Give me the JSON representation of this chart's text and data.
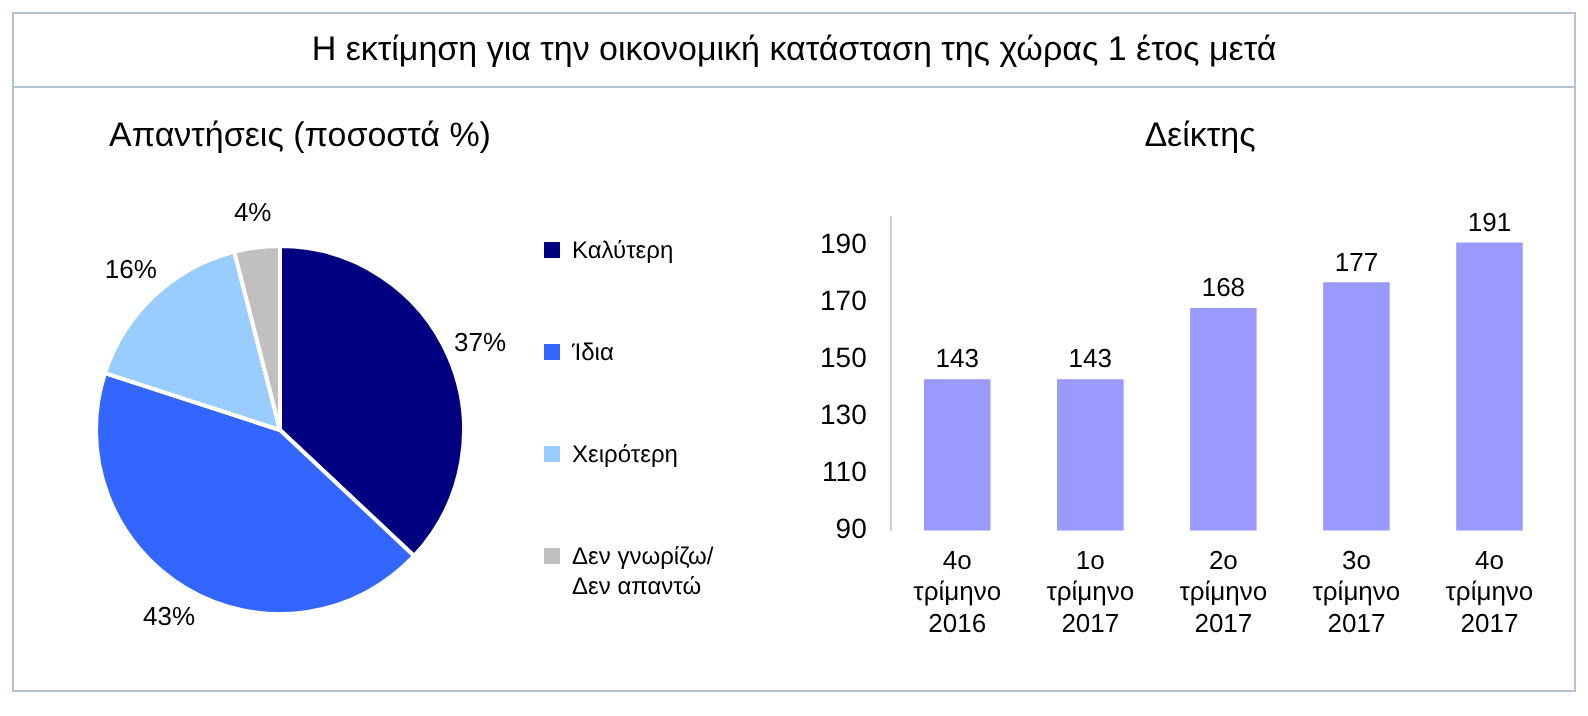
{
  "chart_data": [
    {
      "type": "pie",
      "title": "Η εκτίμηση για την οικονομική κατάσταση της χώρας 1 έτος μετά",
      "subtitle": "Απαντήσεις (ποσοστά %)",
      "categories": [
        "Καλύτερη",
        "Ίδια",
        "Χειρότερη",
        "Δεν γνωρίζω/ Δεν απαντώ"
      ],
      "values": [
        37,
        43,
        16,
        4
      ],
      "colors": [
        "#000080",
        "#3366ff",
        "#99ccff",
        "#c0c0c0"
      ],
      "value_labels": [
        "37%",
        "43%",
        "16%",
        "4%"
      ],
      "legend": "right"
    },
    {
      "type": "bar",
      "title": "Δείκτης",
      "categories": [
        "4ο τρίμηνο 2016",
        "1ο τρίμηνο 2017",
        "2ο τρίμηνο 2017",
        "3ο τρίμηνο 2017",
        "4ο τρίμηνο 2017"
      ],
      "values": [
        143,
        143,
        168,
        177,
        191
      ],
      "color": "#9999ff",
      "ylim": [
        90,
        200
      ],
      "yticks": [
        90,
        110,
        130,
        150,
        170,
        190
      ],
      "data_labels": true,
      "grid": false,
      "legend": false
    }
  ]
}
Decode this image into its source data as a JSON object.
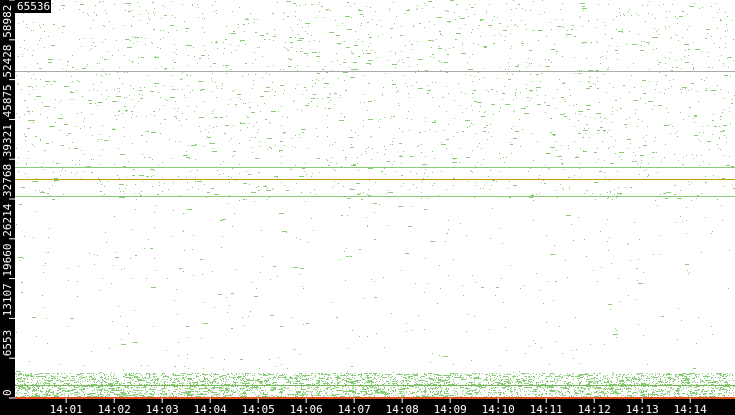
{
  "chart_data": {
    "type": "scatter",
    "title": "",
    "xlabel": "",
    "ylabel": "",
    "xlim": [
      "13:59:56",
      "14:14:56"
    ],
    "ylim": [
      0,
      65536
    ],
    "x_ticks": [
      "14:01",
      "14:02",
      "14:03",
      "14:04",
      "14:05",
      "14:06",
      "14:07",
      "14:08",
      "14:09",
      "14:10",
      "14:11",
      "14:12",
      "14:13",
      "14:14"
    ],
    "y_ticks": [
      0,
      6553,
      13107,
      19660,
      26214,
      32768,
      39321,
      45875,
      52428,
      58982,
      65536
    ],
    "grid": false,
    "background": "#ffffff",
    "axis_background": "#000000",
    "point_color": "#88cc77",
    "highlight_color": "#c8a000",
    "baseline_color": "#e05020",
    "density_regions": [
      {
        "y_range": [
          0,
          4200
        ],
        "density": "very high"
      },
      {
        "y_range": [
          32768,
          65536
        ],
        "density": "medium"
      },
      {
        "y_range": [
          4200,
          32768
        ],
        "density": "low"
      }
    ],
    "horizontal_lines": [
      {
        "y": 35900,
        "color": "#c8a000"
      },
      {
        "y": 37800,
        "color": "#88cc77"
      },
      {
        "y": 33100,
        "color": "#88cc77"
      },
      {
        "y": 53700,
        "color": "#aaaaaa"
      },
      {
        "y": 1900,
        "color": "#77bb55"
      },
      {
        "y": 0,
        "color": "#e05020"
      }
    ]
  }
}
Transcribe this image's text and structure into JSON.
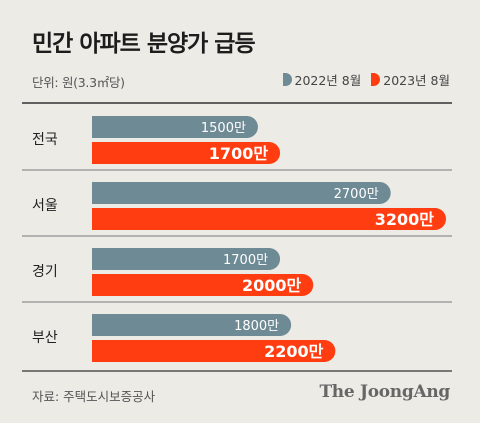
{
  "title": "민간 아파트 분양가 급등",
  "unit_label": "단위: 원(3.3㎡당)",
  "source": "자료: 주택도시보증공사",
  "brand": "The JoongAng",
  "colors": {
    "background": "#ecebe6",
    "series_2022": "#6e8a95",
    "series_2023": "#ff3d10",
    "divider": "#555555"
  },
  "chart_data": {
    "type": "bar",
    "orientation": "horizontal",
    "categories": [
      "전국",
      "서울",
      "경기",
      "부산"
    ],
    "series": [
      {
        "name": "2022년 8월",
        "values": [
          1500,
          2700,
          1700,
          1800
        ],
        "labels": [
          "1500만",
          "2700만",
          "1700만",
          "1800만"
        ]
      },
      {
        "name": "2023년 8월",
        "values": [
          1700,
          3200,
          2000,
          2200
        ],
        "labels": [
          "1700만",
          "3200만",
          "2000만",
          "2200만"
        ]
      }
    ],
    "xlim": [
      0,
      3200
    ],
    "legend": "top-right",
    "grid": false
  }
}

_ _ _ _ _

-- EXERCISE DESCRIPTION --
Without the pictures, reproduce every line of the records above exactly.

-- SOLUTION TO THIS TASK --
Give me the JSON representation of this chart's text and data.
{
  "chart_data": [
    {
      "type": "pie",
      "title": "Η εκτίμηση για την οικονομική κατάσταση της χώρας 1 έτος μετά",
      "subtitle": "Απαντήσεις (ποσοστά %)",
      "categories": [
        "Καλύτερη",
        "Ίδια",
        "Χειρότερη",
        "Δεν γνωρίζω/ Δεν απαντώ"
      ],
      "values": [
        37,
        43,
        16,
        4
      ],
      "colors": [
        "#000080",
        "#3366ff",
        "#99ccff",
        "#c0c0c0"
      ],
      "value_labels": [
        "37%",
        "43%",
        "16%",
        "4%"
      ],
      "legend": "right"
    },
    {
      "type": "bar",
      "title": "Δείκτης",
      "categories": [
        "4ο τρίμηνο 2016",
        "1ο τρίμηνο 2017",
        "2ο τρίμηνο 2017",
        "3ο τρίμηνο 2017",
        "4ο τρίμηνο 2017"
      ],
      "values": [
        143,
        143,
        168,
        177,
        191
      ],
      "color": "#9999ff",
      "ylim": [
        90,
        200
      ],
      "yticks": [
        90,
        110,
        130,
        150,
        170,
        190
      ],
      "data_labels": true,
      "grid": false,
      "legend": false
    }
  ]
}
Decode this image into its source data as a JSON object.
{
  "chart_data": {
    "type": "scatter",
    "title": "",
    "xlabel": "",
    "ylabel": "",
    "xlim": [
      "13:59:56",
      "14:14:56"
    ],
    "ylim": [
      0,
      65536
    ],
    "x_ticks": [
      "14:01",
      "14:02",
      "14:03",
      "14:04",
      "14:05",
      "14:06",
      "14:07",
      "14:08",
      "14:09",
      "14:10",
      "14:11",
      "14:12",
      "14:13",
      "14:14"
    ],
    "y_ticks": [
      0,
      6553,
      13107,
      19660,
      26214,
      32768,
      39321,
      45875,
      52428,
      58982,
      65536
    ],
    "grid": false,
    "background": "#ffffff",
    "axis_background": "#000000",
    "point_color": "#88cc77",
    "highlight_color": "#c8a000",
    "baseline_color": "#e05020",
    "density_regions": [
      {
        "y_range": [
          0,
          4200
        ],
        "density": "very high"
      },
      {
        "y_range": [
          32768,
          65536
        ],
        "density": "medium"
      },
      {
        "y_range": [
          4200,
          32768
        ],
        "density": "low"
      }
    ],
    "horizontal_lines": [
      {
        "y": 35900,
        "color": "#c8a000"
      },
      {
        "y": 37800,
        "color": "#88cc77"
      },
      {
        "y": 33100,
        "color": "#88cc77"
      },
      {
        "y": 53700,
        "color": "#aaaaaa"
      },
      {
        "y": 1900,
        "color": "#77bb55"
      },
      {
        "y": 0,
        "color": "#e05020"
      }
    ]
  }
}
Transcribe this image's text and structure into JSON.
{
  "title": "민간 아파트 분양가 급등",
  "unit_label": "단위: 원(3.3㎡당)",
  "source": "자료: 주택도시보증공사",
  "brand": "The JoongAng",
  "colors": {
    "background": "#ecebe6",
    "series_2022": "#6e8a95",
    "series_2023": "#ff3d10",
    "divider": "#555555"
  },
  "chart_data": {
    "type": "bar",
    "orientation": "horizontal",
    "categories": [
      "전국",
      "서울",
      "경기",
      "부산"
    ],
    "series": [
      {
        "name": "2022년 8월",
        "values": [
          1500,
          2700,
          1700,
          1800
        ],
        "labels": [
          "1500만",
          "2700만",
          "1700만",
          "1800만"
        ]
      },
      {
        "name": "2023년 8월",
        "values": [
          1700,
          3200,
          2000,
          2200
        ],
        "labels": [
          "1700만",
          "3200만",
          "2000만",
          "2200만"
        ]
      }
    ],
    "xlim": [
      0,
      3200
    ],
    "legend": "top-right",
    "grid": false
  }
}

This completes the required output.